##### PROVIDED DATA #####

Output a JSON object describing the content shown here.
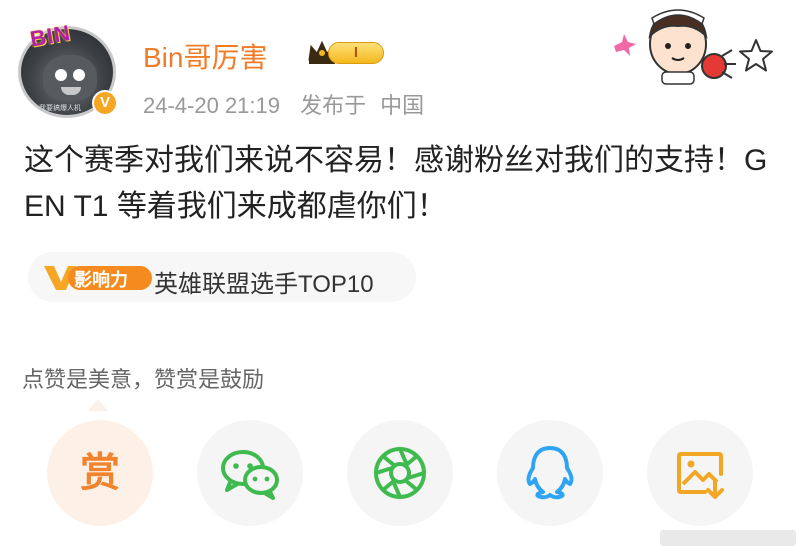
{
  "post": {
    "username": "Bin哥厉害",
    "vip_level": "I",
    "avatar_tag": "BIN",
    "avatar_caption": "我要搞爆人机",
    "verified_mark": "V",
    "timestamp": "24-4-20 21:19",
    "location_prefix": "发布于",
    "location": "中国",
    "text": "这个赛季对我们来说不容易！感谢粉丝对我们的支持！GEN T1 等着我们来成都虐你们！"
  },
  "topic": {
    "badge_text": "影响力",
    "label": "英雄联盟选手TOP10"
  },
  "reward": {
    "tip": "点赞是美意，赞赏是鼓励",
    "reward_label": "赏"
  },
  "share_buttons": [
    {
      "name": "reward",
      "icon": "reward-icon"
    },
    {
      "name": "wechat",
      "icon": "wechat-icon",
      "color": "#3fba4f"
    },
    {
      "name": "moments",
      "icon": "moments-icon",
      "color": "#3fba4f"
    },
    {
      "name": "qq",
      "icon": "qq-icon",
      "color": "#2fa4f5"
    },
    {
      "name": "save-image",
      "icon": "save-image-icon",
      "color": "#f2a626"
    }
  ],
  "colors": {
    "accent": "#f07c28",
    "username": "#f07c28",
    "meta": "#999999",
    "green": "#3fba4f",
    "blue": "#2fa4f5",
    "gold": "#f2a626"
  }
}
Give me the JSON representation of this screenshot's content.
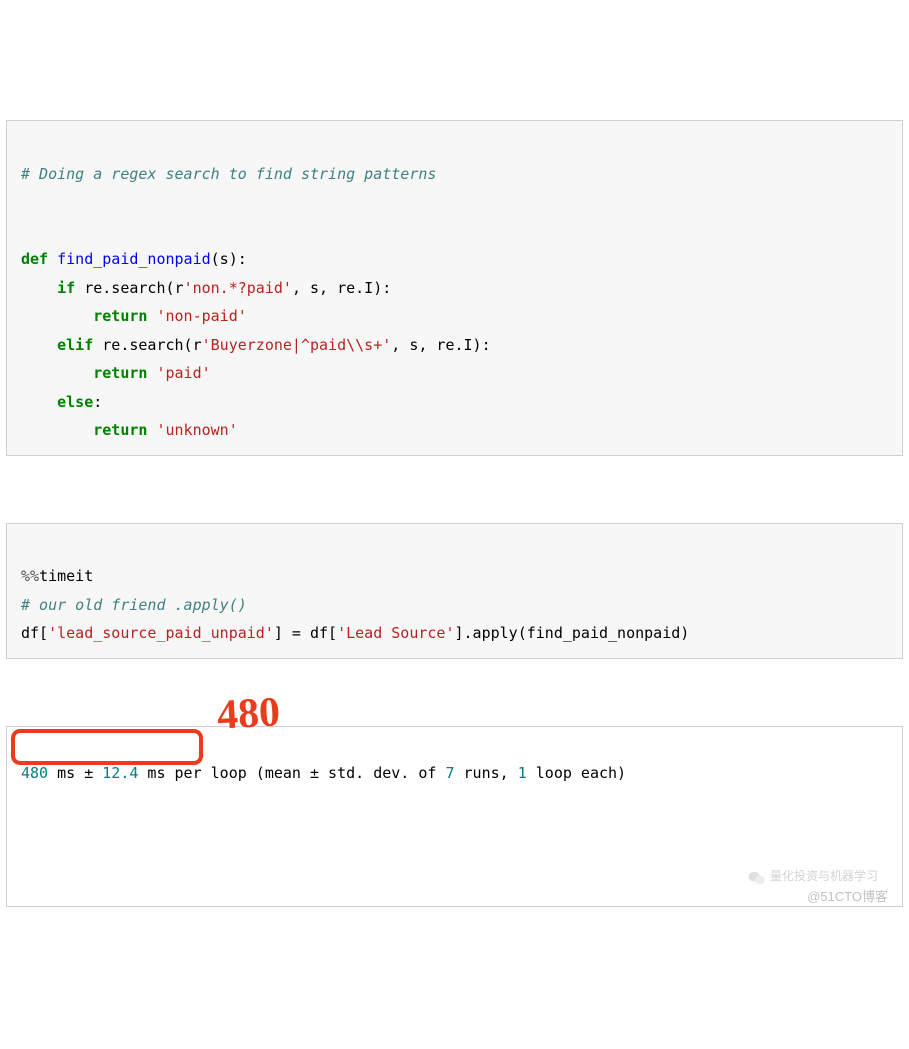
{
  "cell1": {
    "comment": "# Doing a regex search to find string patterns",
    "kw_def": "def",
    "fn_name": "find_paid_nonpaid",
    "sig_tail": "(s):",
    "kw_if": "if",
    "pre_search1": " re.search(r",
    "str_regex1": "'non.*?paid'",
    "post_search1": ", s, re.I):",
    "kw_return": "return",
    "str_nonpaid": "'non-paid'",
    "kw_elif": "elif",
    "pre_search2": " re.search(r",
    "str_regex2": "'Buyerzone|^paid\\\\s+'",
    "post_search2": ", s, re.I):",
    "str_paid": "'paid'",
    "kw_else": "else",
    "colon": ":",
    "str_unknown": "'unknown'"
  },
  "cell2": {
    "magic": "%%",
    "magic_cmd": "timeit",
    "comment": "# our old friend .apply()",
    "pre1": "df[",
    "str_col1": "'lead_source_paid_unpaid'",
    "mid": "] = df[",
    "str_col2": "'Lead Source'",
    "tail": "].apply(find_paid_nonpaid)"
  },
  "output": {
    "num1": "480",
    "txt1": " ms ± ",
    "num2": "12.4",
    "txt2": " ms per loop (mean ± std. dev. of ",
    "num3": "7",
    "txt3": " runs, ",
    "num4": "1",
    "txt4": " loop each)"
  },
  "annotations": {
    "handwritten": "480",
    "wm1": "量化投资与机器学习",
    "wm2": "@51CTO博客"
  }
}
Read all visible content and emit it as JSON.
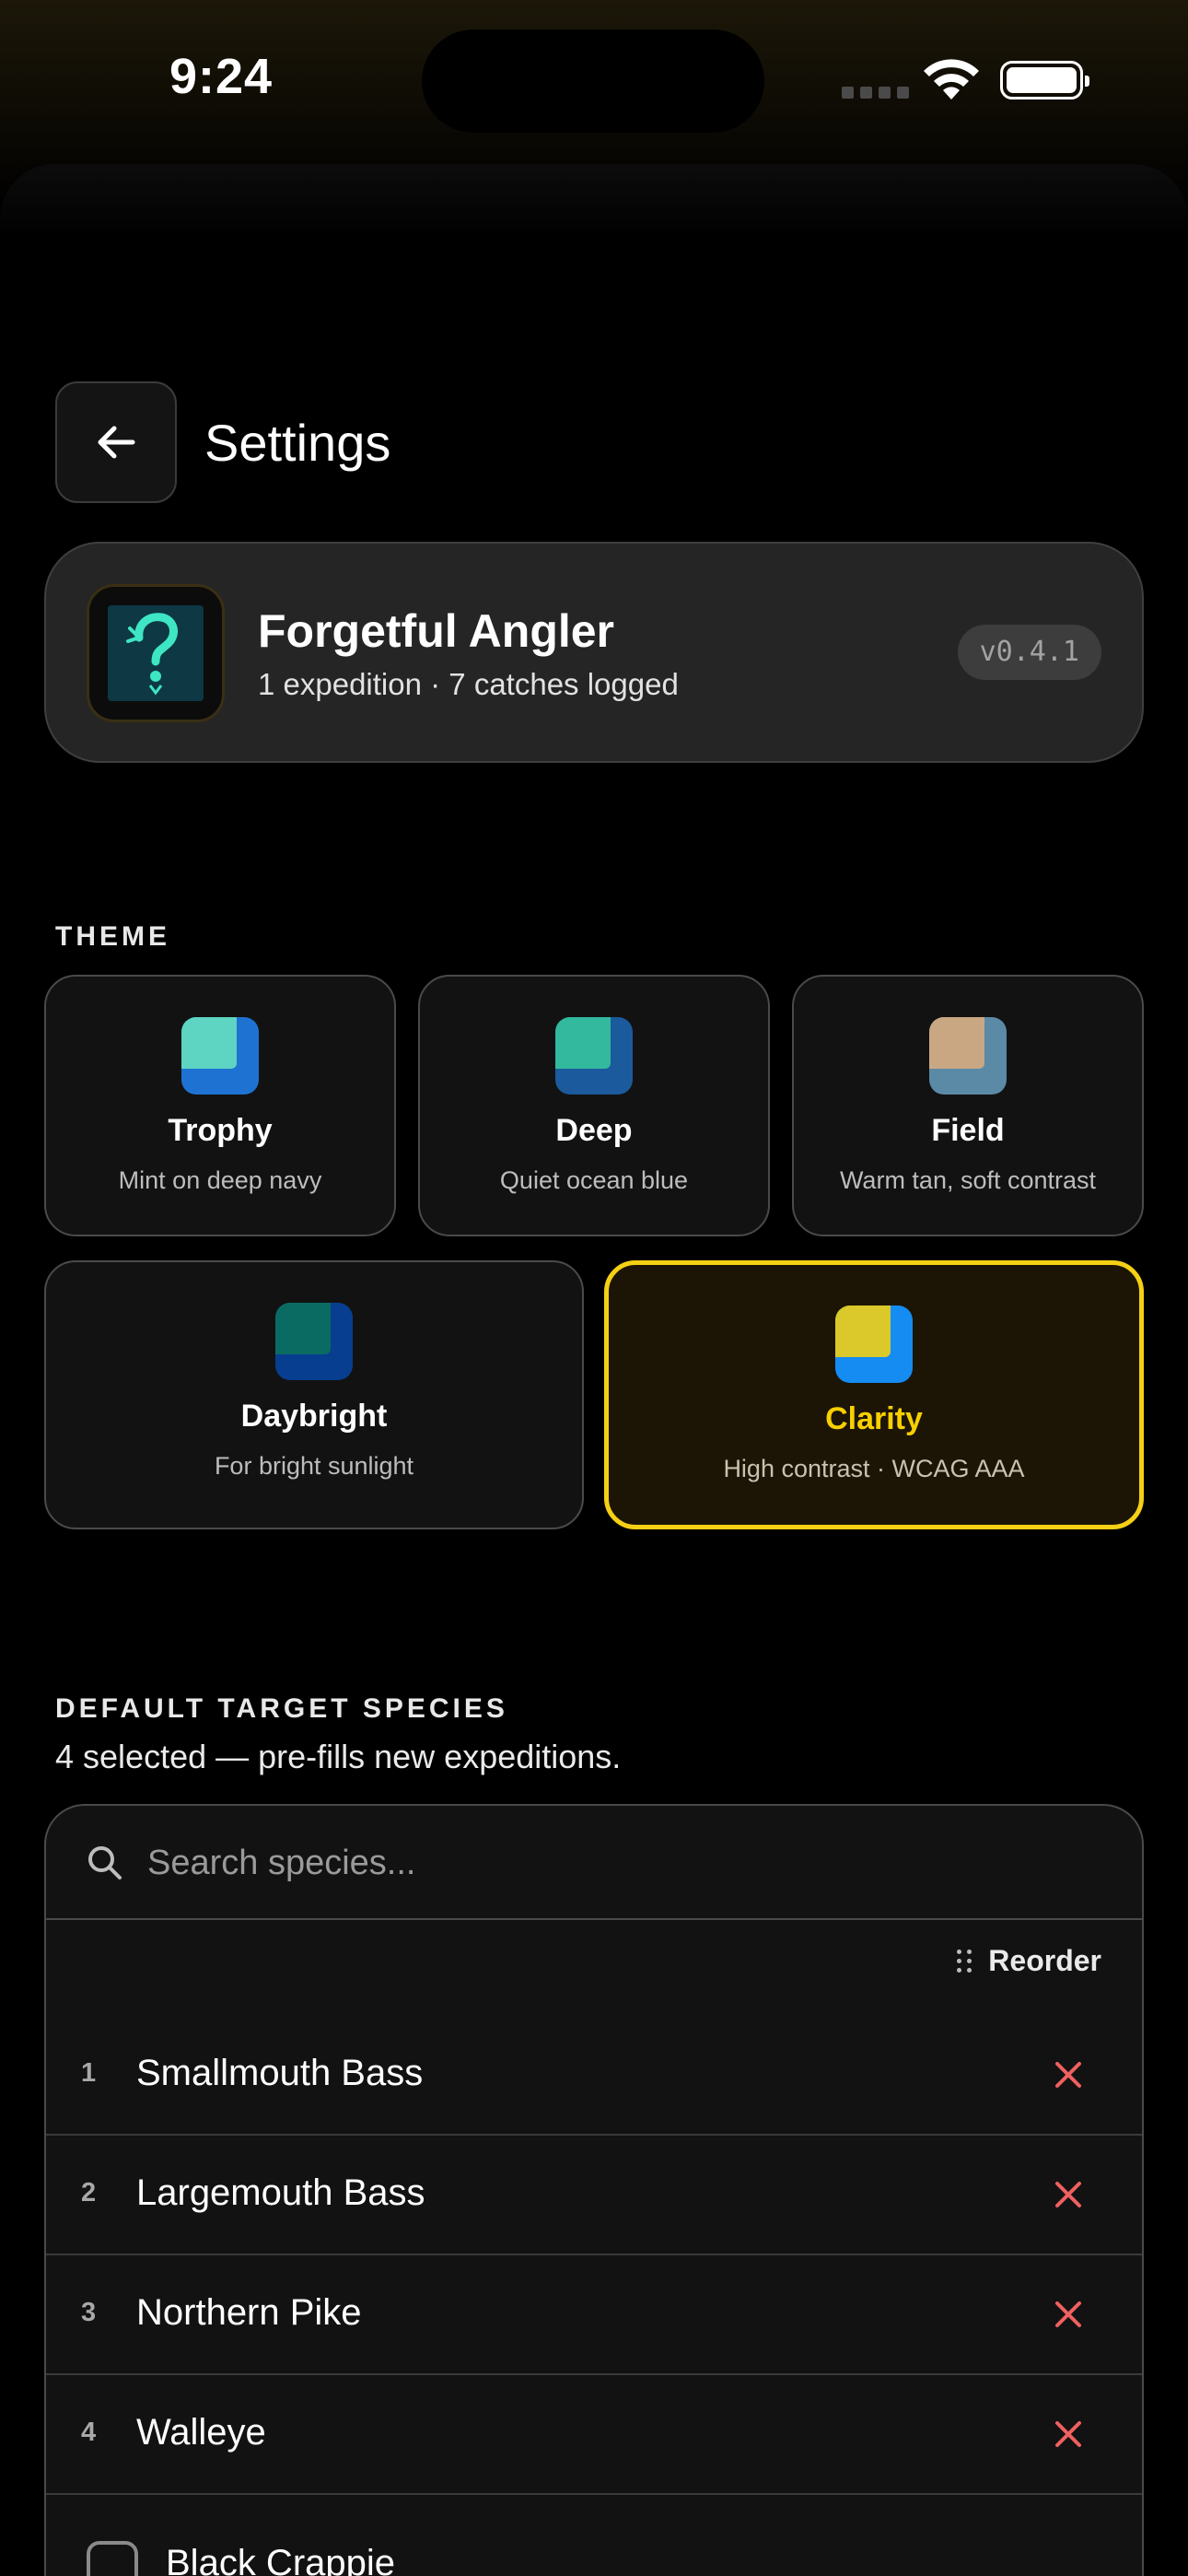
{
  "status_bar": {
    "time": "9:24"
  },
  "header": {
    "title": "Settings",
    "back_icon": "arrow-left-icon"
  },
  "profile": {
    "name": "Forgetful Angler",
    "stats": "1 expedition · 7 catches logged",
    "version": "v0.4.1",
    "icon": "angler-hook-icon"
  },
  "theme": {
    "label": "THEME",
    "options": [
      {
        "name": "Trophy",
        "desc": "Mint on deep navy",
        "colors": [
          "#5ed4c2",
          "#1e73d2"
        ],
        "selected": false
      },
      {
        "name": "Deep",
        "desc": "Quiet ocean blue",
        "colors": [
          "#32b99e",
          "#1b5a9c"
        ],
        "selected": false
      },
      {
        "name": "Field",
        "desc": "Warm tan, soft contrast",
        "colors": [
          "#caa783",
          "#5a8aa6"
        ],
        "selected": false
      },
      {
        "name": "Daybright",
        "desc": "For bright sunlight",
        "colors": [
          "#0a6b63",
          "#073e8f"
        ],
        "selected": false
      },
      {
        "name": "Clarity",
        "desc": "High contrast · WCAG AAA",
        "colors": [
          "#dbc82a",
          "#148cf2"
        ],
        "selected": true
      }
    ],
    "accent": "#f5d014"
  },
  "species": {
    "label": "DEFAULT TARGET SPECIES",
    "desc": "4 selected — pre-fills new expeditions.",
    "search_placeholder": "Search species...",
    "reorder_label": "Reorder",
    "selected": [
      {
        "num": "1",
        "name": "Smallmouth Bass"
      },
      {
        "num": "2",
        "name": "Largemouth Bass"
      },
      {
        "num": "3",
        "name": "Northern Pike"
      },
      {
        "num": "4",
        "name": "Walleye"
      }
    ],
    "options": [
      {
        "name": "Black Crappie",
        "checked": false
      }
    ],
    "remove_color": "#f06060"
  }
}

#####

- EXERCISE REQUIREMENTS -
Review the material and copy each line in which the word "contrast" appears.

- SOLUTION -
        "desc": "Warm tan, soft contrast",
        "desc": "High contrast · WCAG AAA",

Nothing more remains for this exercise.